Entries from a dataset.
·····

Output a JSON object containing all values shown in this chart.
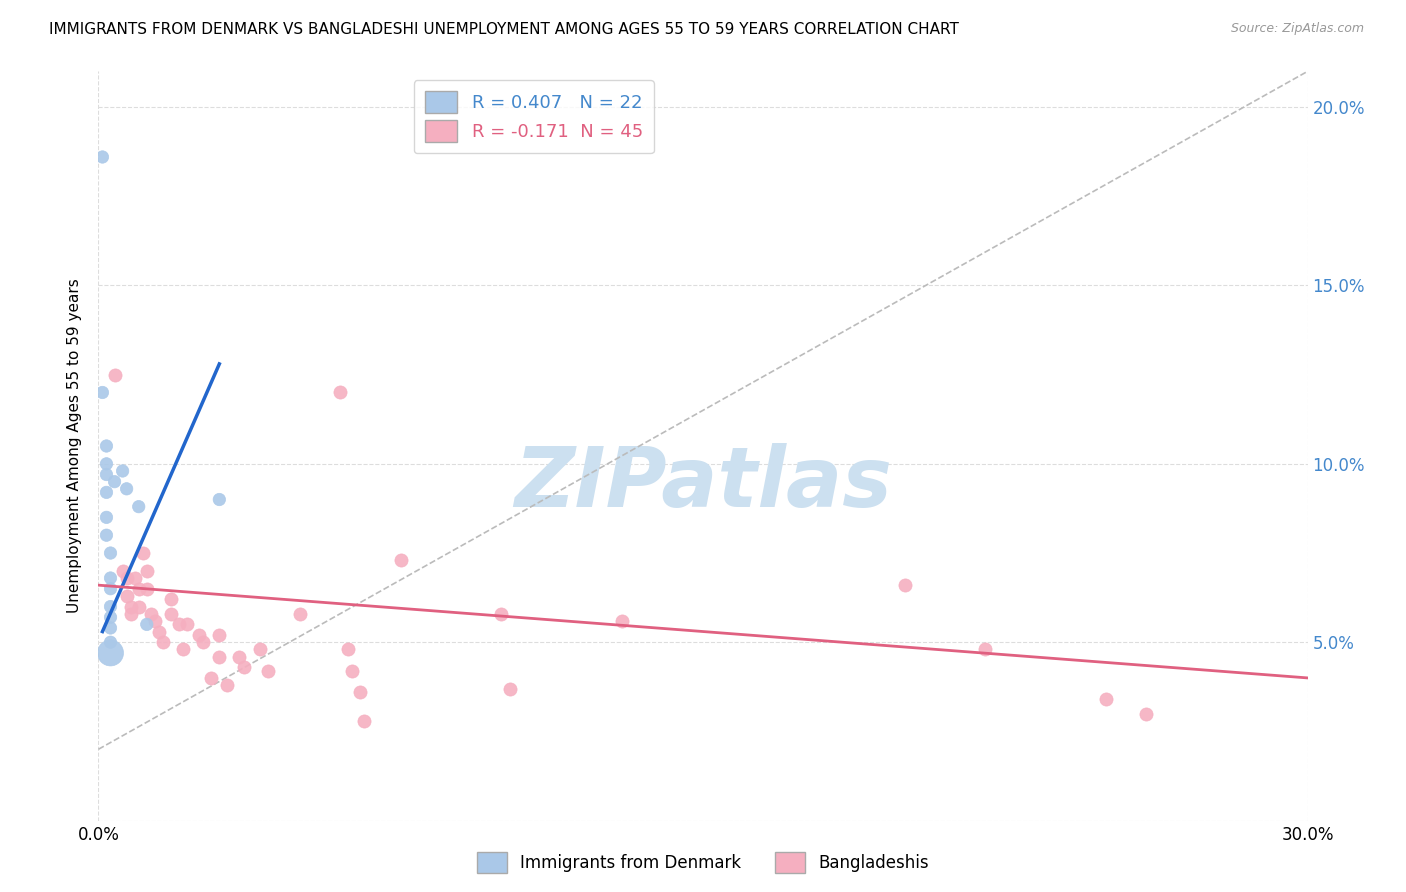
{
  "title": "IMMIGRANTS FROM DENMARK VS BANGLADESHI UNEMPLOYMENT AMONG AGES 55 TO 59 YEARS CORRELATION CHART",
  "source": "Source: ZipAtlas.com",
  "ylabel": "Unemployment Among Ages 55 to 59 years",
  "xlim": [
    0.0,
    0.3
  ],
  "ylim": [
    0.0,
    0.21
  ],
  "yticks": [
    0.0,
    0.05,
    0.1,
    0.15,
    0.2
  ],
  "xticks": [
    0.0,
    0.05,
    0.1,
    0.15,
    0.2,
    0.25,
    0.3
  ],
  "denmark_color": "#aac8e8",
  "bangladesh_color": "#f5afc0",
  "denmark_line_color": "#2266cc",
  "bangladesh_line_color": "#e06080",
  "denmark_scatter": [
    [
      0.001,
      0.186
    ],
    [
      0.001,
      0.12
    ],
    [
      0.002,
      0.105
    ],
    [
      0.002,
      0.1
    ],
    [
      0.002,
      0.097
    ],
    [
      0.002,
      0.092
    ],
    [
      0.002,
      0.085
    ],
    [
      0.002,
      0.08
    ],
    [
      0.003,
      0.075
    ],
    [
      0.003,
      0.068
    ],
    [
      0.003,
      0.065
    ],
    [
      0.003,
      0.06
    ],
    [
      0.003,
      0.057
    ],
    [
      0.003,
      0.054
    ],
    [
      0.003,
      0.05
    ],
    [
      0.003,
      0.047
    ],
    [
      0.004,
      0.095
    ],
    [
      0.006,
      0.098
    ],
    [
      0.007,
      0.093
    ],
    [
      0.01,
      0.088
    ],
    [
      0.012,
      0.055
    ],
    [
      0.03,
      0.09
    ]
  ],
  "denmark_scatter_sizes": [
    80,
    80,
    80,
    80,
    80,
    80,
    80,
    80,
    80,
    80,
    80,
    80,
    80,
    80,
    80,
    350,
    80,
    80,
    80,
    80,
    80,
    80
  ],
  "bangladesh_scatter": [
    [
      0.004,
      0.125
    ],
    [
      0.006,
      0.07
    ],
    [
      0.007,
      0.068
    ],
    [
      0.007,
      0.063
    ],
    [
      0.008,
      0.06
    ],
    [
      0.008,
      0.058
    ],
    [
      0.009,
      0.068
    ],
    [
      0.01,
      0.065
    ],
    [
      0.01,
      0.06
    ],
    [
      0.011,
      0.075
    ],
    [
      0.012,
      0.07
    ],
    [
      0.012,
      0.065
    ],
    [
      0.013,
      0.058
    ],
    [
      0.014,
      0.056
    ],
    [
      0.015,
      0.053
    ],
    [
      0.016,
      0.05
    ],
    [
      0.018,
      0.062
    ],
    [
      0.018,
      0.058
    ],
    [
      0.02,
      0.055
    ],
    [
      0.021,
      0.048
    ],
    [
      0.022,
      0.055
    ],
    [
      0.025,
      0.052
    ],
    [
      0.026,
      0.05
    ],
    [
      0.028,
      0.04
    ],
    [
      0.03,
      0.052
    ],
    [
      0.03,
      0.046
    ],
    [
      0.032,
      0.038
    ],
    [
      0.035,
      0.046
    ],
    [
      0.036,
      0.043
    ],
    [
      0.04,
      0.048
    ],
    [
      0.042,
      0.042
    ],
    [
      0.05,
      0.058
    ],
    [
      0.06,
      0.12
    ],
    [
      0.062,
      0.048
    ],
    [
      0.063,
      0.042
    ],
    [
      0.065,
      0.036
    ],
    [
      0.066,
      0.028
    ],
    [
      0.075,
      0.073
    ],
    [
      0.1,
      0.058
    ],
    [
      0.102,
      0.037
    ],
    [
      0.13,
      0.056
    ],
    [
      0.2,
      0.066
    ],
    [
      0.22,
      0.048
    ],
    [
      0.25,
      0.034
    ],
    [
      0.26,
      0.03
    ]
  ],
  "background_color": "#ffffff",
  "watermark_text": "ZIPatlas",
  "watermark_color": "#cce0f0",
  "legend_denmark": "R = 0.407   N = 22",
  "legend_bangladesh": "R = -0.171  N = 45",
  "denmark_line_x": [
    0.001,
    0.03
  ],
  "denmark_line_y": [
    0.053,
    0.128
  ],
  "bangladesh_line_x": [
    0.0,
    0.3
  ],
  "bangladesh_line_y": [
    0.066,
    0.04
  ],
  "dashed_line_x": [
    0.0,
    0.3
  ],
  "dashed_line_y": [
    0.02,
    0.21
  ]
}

·····

PROBLEM DESCRIPTION. Give an exact copy of the material, leaving out every picture.

RESPONSE.
Output a JSON object containing all values shown in this chart.
{
  "title": "IMMIGRANTS FROM DENMARK VS BANGLADESHI UNEMPLOYMENT AMONG AGES 55 TO 59 YEARS CORRELATION CHART",
  "source": "Source: ZipAtlas.com",
  "ylabel": "Unemployment Among Ages 55 to 59 years",
  "xlim": [
    0.0,
    0.3
  ],
  "ylim": [
    0.0,
    0.21
  ],
  "yticks": [
    0.0,
    0.05,
    0.1,
    0.15,
    0.2
  ],
  "xticks": [
    0.0,
    0.05,
    0.1,
    0.15,
    0.2,
    0.25,
    0.3
  ],
  "denmark_color": "#aac8e8",
  "bangladesh_color": "#f5afc0",
  "denmark_line_color": "#2266cc",
  "bangladesh_line_color": "#e06080",
  "denmark_scatter": [
    [
      0.001,
      0.186
    ],
    [
      0.001,
      0.12
    ],
    [
      0.002,
      0.105
    ],
    [
      0.002,
      0.1
    ],
    [
      0.002,
      0.097
    ],
    [
      0.002,
      0.092
    ],
    [
      0.002,
      0.085
    ],
    [
      0.002,
      0.08
    ],
    [
      0.003,
      0.075
    ],
    [
      0.003,
      0.068
    ],
    [
      0.003,
      0.065
    ],
    [
      0.003,
      0.06
    ],
    [
      0.003,
      0.057
    ],
    [
      0.003,
      0.054
    ],
    [
      0.003,
      0.05
    ],
    [
      0.003,
      0.047
    ],
    [
      0.004,
      0.095
    ],
    [
      0.006,
      0.098
    ],
    [
      0.007,
      0.093
    ],
    [
      0.01,
      0.088
    ],
    [
      0.012,
      0.055
    ],
    [
      0.03,
      0.09
    ]
  ],
  "denmark_scatter_sizes": [
    80,
    80,
    80,
    80,
    80,
    80,
    80,
    80,
    80,
    80,
    80,
    80,
    80,
    80,
    80,
    350,
    80,
    80,
    80,
    80,
    80,
    80
  ],
  "bangladesh_scatter": [
    [
      0.004,
      0.125
    ],
    [
      0.006,
      0.07
    ],
    [
      0.007,
      0.068
    ],
    [
      0.007,
      0.063
    ],
    [
      0.008,
      0.06
    ],
    [
      0.008,
      0.058
    ],
    [
      0.009,
      0.068
    ],
    [
      0.01,
      0.065
    ],
    [
      0.01,
      0.06
    ],
    [
      0.011,
      0.075
    ],
    [
      0.012,
      0.07
    ],
    [
      0.012,
      0.065
    ],
    [
      0.013,
      0.058
    ],
    [
      0.014,
      0.056
    ],
    [
      0.015,
      0.053
    ],
    [
      0.016,
      0.05
    ],
    [
      0.018,
      0.062
    ],
    [
      0.018,
      0.058
    ],
    [
      0.02,
      0.055
    ],
    [
      0.021,
      0.048
    ],
    [
      0.022,
      0.055
    ],
    [
      0.025,
      0.052
    ],
    [
      0.026,
      0.05
    ],
    [
      0.028,
      0.04
    ],
    [
      0.03,
      0.052
    ],
    [
      0.03,
      0.046
    ],
    [
      0.032,
      0.038
    ],
    [
      0.035,
      0.046
    ],
    [
      0.036,
      0.043
    ],
    [
      0.04,
      0.048
    ],
    [
      0.042,
      0.042
    ],
    [
      0.05,
      0.058
    ],
    [
      0.06,
      0.12
    ],
    [
      0.062,
      0.048
    ],
    [
      0.063,
      0.042
    ],
    [
      0.065,
      0.036
    ],
    [
      0.066,
      0.028
    ],
    [
      0.075,
      0.073
    ],
    [
      0.1,
      0.058
    ],
    [
      0.102,
      0.037
    ],
    [
      0.13,
      0.056
    ],
    [
      0.2,
      0.066
    ],
    [
      0.22,
      0.048
    ],
    [
      0.25,
      0.034
    ],
    [
      0.26,
      0.03
    ]
  ],
  "background_color": "#ffffff",
  "watermark_text": "ZIPatlas",
  "watermark_color": "#cce0f0",
  "legend_denmark": "R = 0.407   N = 22",
  "legend_bangladesh": "R = -0.171  N = 45",
  "denmark_line_x": [
    0.001,
    0.03
  ],
  "denmark_line_y": [
    0.053,
    0.128
  ],
  "bangladesh_line_x": [
    0.0,
    0.3
  ],
  "bangladesh_line_y": [
    0.066,
    0.04
  ],
  "dashed_line_x": [
    0.0,
    0.3
  ],
  "dashed_line_y": [
    0.02,
    0.21
  ]
}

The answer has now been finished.